PROBLEM TO WORK ON ::
What is the number of lines in the entries that include the word "data"? Respond with the number only.

EXTRACTED RECORDS ::
______
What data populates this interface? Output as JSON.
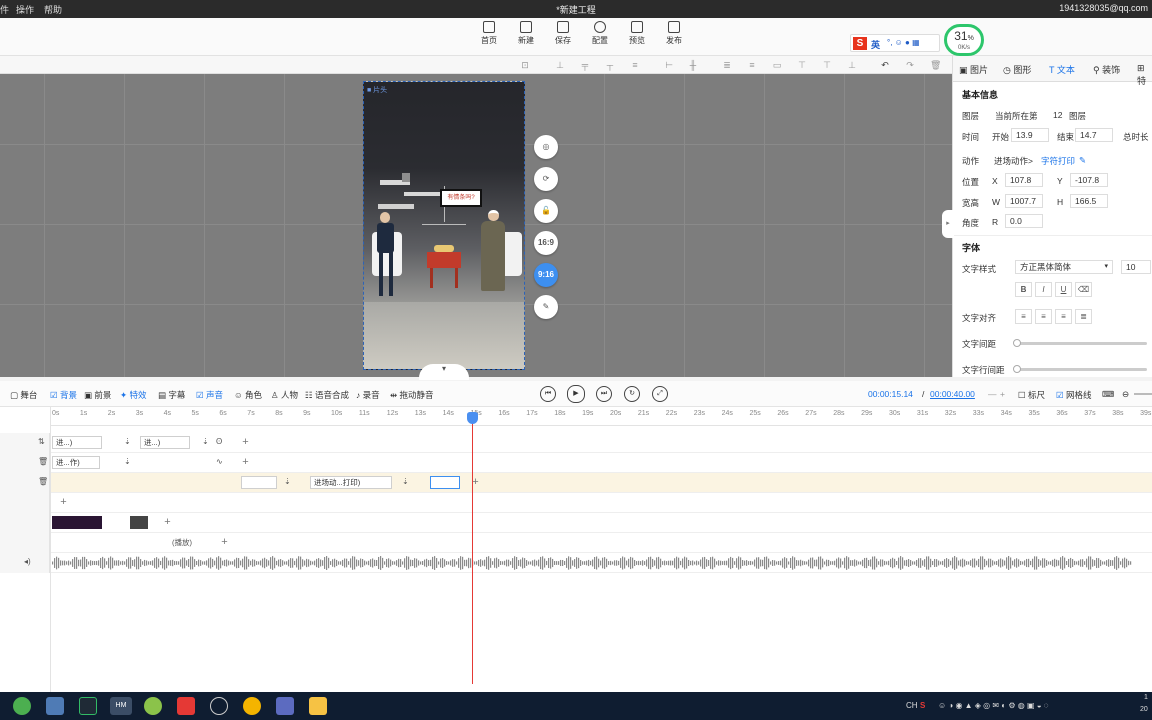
{
  "titlebar": {
    "menus": [
      "件",
      "操作",
      "帮助"
    ],
    "title": "*新建工程",
    "account": "1941328035@qq.com"
  },
  "toolbar": {
    "buttons": [
      {
        "label": "首页",
        "icon": "home-icon"
      },
      {
        "label": "新建",
        "icon": "new-file-icon"
      },
      {
        "label": "保存",
        "icon": "save-icon"
      },
      {
        "label": "配置",
        "icon": "settings-icon"
      },
      {
        "label": "预览",
        "icon": "preview-icon"
      },
      {
        "label": "发布",
        "icon": "publish-icon"
      }
    ]
  },
  "ime": {
    "logo": "S",
    "mode": "英"
  },
  "perf": {
    "percent": "31",
    "unit": "%",
    "rate": "0K/s",
    "color": "#2dc66b"
  },
  "canvas": {
    "phone_header": "■ 片头",
    "speech_bubble": "有情条吗?",
    "side_buttons": [
      {
        "name": "snapshot-button",
        "glyph": "◎"
      },
      {
        "name": "refresh-button",
        "glyph": "⟳"
      },
      {
        "name": "unlock-button",
        "glyph": "🔓"
      },
      {
        "name": "ratio-16-9-button",
        "glyph": "16:9"
      },
      {
        "name": "ratio-9-16-button",
        "glyph": "9:16"
      },
      {
        "name": "edit-button",
        "glyph": "✎"
      }
    ],
    "active_ratio": "9:16"
  },
  "panel": {
    "tabs": [
      "图片",
      "图形",
      "文本",
      "装饰",
      "特"
    ],
    "active_tab": "文本",
    "basic_info": "基本信息",
    "layer_label": "图层",
    "layer_value": "当前所在第",
    "layer_num": "12",
    "layer_suffix": "图层",
    "time_label": "时间",
    "start_label": "开始",
    "start_value": "13.9",
    "end_label": "结束",
    "end_value": "14.7",
    "total_label": "总时长",
    "action_label": "动作",
    "action_value": "进场动作>",
    "action_effect": "字符打印",
    "position_label": "位置",
    "x_label": "X",
    "x_value": "107.8",
    "y_label": "Y",
    "y_value": "-107.8",
    "size_label": "宽高",
    "w_label": "W",
    "w_value": "1007.7",
    "h_label": "H",
    "h_value": "166.5",
    "angle_label": "角度",
    "r_label": "R",
    "r_value": "0.0",
    "font_section": "字体",
    "font_style_label": "文字样式",
    "font_family_value": "方正黑体简体",
    "font_size_value": "10",
    "format_buttons": [
      "B",
      "I",
      "U",
      "⌫"
    ],
    "align_label": "文字对齐",
    "spacing_label": "文字间距",
    "line_spacing_label": "文字行间距"
  },
  "timeline": {
    "tools": [
      {
        "label": "舞台",
        "active": false
      },
      {
        "label": "背景",
        "active": true
      },
      {
        "label": "前景",
        "active": false
      },
      {
        "label": "特效",
        "active": true
      },
      {
        "label": "字幕",
        "active": false
      },
      {
        "label": "声音",
        "active": true
      },
      {
        "label": "角色",
        "active": false
      },
      {
        "label": "人物",
        "active": false
      },
      {
        "label": "语音合成",
        "active": false
      },
      {
        "label": "录音",
        "active": false
      },
      {
        "label": "拖动静音",
        "active": false
      }
    ],
    "current_time": "00:00:15.14",
    "separator": "/",
    "total_time": "00:00:40.00",
    "ruler_label": "标尺",
    "grid_label": "网格线",
    "ruler_ticks": [
      "0s",
      "1s",
      "2s",
      "3s",
      "4s",
      "5s",
      "6s",
      "7s",
      "8s",
      "9s",
      "10s",
      "11s",
      "12s",
      "13s",
      "14s",
      "15s",
      "16s",
      "17s",
      "18s",
      "19s",
      "20s",
      "21s",
      "22s",
      "23s",
      "24s",
      "25s",
      "26s",
      "27s",
      "28s",
      "29s",
      "30s",
      "31s",
      "32s",
      "33s",
      "34s",
      "35s",
      "36s",
      "37s",
      "38s",
      "39s"
    ],
    "track1_clips": [
      "进...)",
      "进...)"
    ],
    "track2_clip": "进...作)",
    "track3_clip": "进场动...打印)",
    "track6_clip": "(播放)"
  },
  "taskbar": {
    "ime_tray": "CH",
    "time": "1",
    "date": "20"
  }
}
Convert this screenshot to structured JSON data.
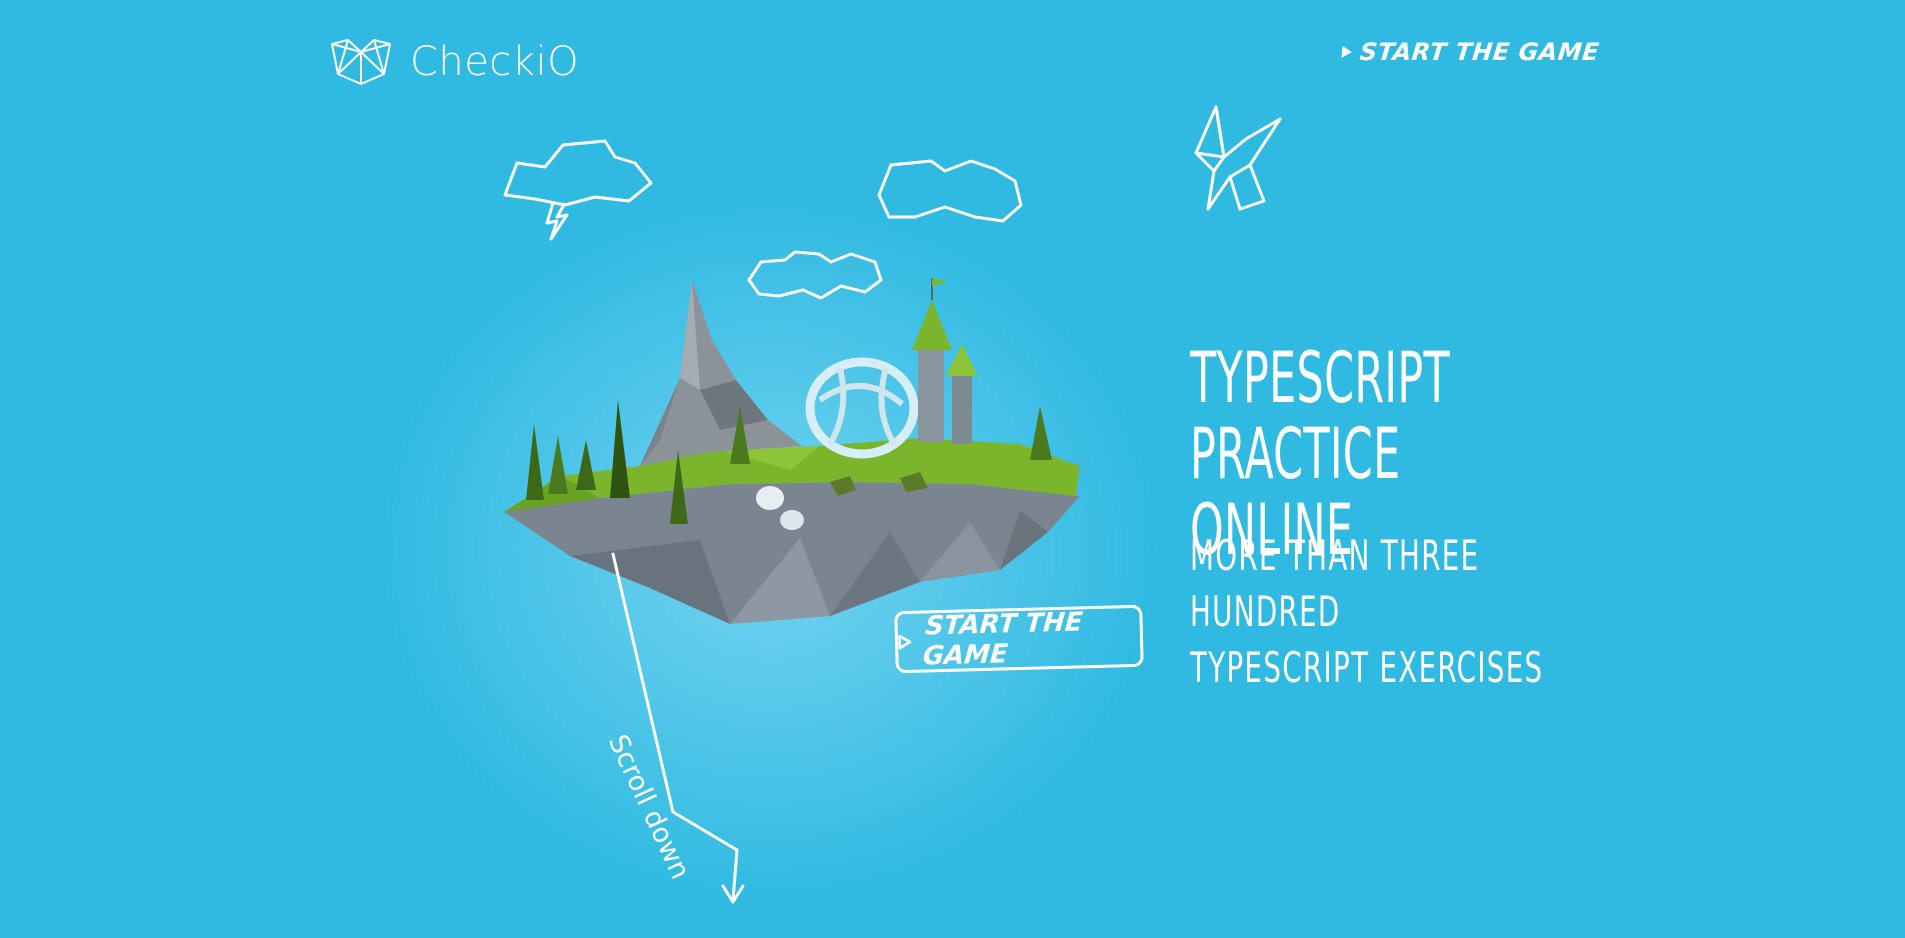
{
  "header": {
    "brand": "CheckiO",
    "start_link": "START THE GAME"
  },
  "hero": {
    "title_line1": "TYPESCRIPT PRACTICE",
    "title_line2": "ONLINE",
    "subtitle_line1": "MORE THAN THREE HUNDRED",
    "subtitle_line2": "TYPESCRIPT EXERCISES",
    "cta": "START THE GAME"
  },
  "scroll": {
    "label": "Scroll down"
  },
  "colors": {
    "background": "#30bae2",
    "foreground": "#ffffff",
    "grass": "#7ab52c",
    "rock": "#7f8a93"
  },
  "icons": [
    "checkio-logo-icon",
    "play-icon",
    "cloud-icon",
    "storm-cloud-icon",
    "origami-bird-icon",
    "arrow-down-icon"
  ]
}
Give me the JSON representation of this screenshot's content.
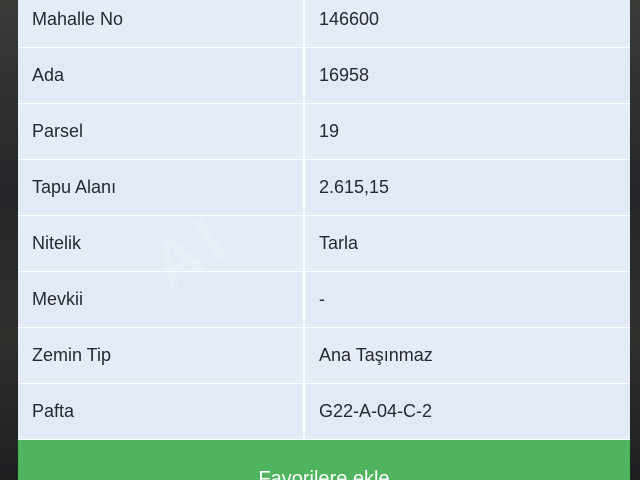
______
ANSWER TO THE TASK ::
2